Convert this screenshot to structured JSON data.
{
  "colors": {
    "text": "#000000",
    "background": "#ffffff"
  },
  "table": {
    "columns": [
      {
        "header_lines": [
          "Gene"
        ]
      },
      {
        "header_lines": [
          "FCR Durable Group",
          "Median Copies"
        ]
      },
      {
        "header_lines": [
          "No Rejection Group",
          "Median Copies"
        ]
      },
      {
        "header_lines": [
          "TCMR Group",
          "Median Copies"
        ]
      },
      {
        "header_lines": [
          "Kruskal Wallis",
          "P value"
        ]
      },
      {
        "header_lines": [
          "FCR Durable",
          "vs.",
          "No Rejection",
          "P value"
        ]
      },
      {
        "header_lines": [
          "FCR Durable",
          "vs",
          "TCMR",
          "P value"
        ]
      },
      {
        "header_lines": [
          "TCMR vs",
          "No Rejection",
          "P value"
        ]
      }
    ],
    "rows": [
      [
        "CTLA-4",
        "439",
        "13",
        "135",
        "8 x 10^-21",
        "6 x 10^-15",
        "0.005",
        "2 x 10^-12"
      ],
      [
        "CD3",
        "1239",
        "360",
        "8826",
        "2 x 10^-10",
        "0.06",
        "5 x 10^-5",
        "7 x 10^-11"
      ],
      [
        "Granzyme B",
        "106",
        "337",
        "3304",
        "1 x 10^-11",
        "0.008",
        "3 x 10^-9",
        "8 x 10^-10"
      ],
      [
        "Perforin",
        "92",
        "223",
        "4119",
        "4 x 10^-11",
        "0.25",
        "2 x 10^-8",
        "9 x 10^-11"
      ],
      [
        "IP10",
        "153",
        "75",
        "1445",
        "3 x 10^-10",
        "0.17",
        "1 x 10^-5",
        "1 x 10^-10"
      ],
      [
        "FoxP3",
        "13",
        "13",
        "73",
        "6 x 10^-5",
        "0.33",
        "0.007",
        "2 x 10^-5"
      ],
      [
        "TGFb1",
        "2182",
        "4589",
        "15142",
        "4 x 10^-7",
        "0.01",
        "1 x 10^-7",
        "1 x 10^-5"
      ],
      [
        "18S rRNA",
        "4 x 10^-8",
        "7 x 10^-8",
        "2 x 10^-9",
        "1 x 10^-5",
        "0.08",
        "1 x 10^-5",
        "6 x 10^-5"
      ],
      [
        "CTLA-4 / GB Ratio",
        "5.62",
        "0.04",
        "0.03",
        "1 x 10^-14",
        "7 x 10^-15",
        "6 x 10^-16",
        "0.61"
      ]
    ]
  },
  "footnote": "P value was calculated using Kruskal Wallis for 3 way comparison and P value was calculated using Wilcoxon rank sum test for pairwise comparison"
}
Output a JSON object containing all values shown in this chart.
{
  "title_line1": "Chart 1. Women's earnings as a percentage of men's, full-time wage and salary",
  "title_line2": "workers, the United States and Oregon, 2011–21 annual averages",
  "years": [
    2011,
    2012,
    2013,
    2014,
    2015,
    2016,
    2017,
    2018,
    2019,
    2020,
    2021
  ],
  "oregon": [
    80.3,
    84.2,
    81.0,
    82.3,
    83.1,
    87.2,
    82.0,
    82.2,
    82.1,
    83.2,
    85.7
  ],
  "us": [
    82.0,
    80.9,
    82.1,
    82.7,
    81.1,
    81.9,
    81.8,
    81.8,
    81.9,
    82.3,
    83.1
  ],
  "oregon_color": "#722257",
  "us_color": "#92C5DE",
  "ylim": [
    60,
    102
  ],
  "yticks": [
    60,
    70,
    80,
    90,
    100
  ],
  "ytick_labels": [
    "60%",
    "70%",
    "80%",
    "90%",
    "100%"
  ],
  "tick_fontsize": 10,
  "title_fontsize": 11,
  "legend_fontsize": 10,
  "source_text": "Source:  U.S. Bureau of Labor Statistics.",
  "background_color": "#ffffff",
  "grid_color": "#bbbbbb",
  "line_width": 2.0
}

═══

[TASK DESCRIPTION]: Your answer should be one number: the count of lines in the data above that include the word "Kruskal".

[WORKED ANSWER]: 2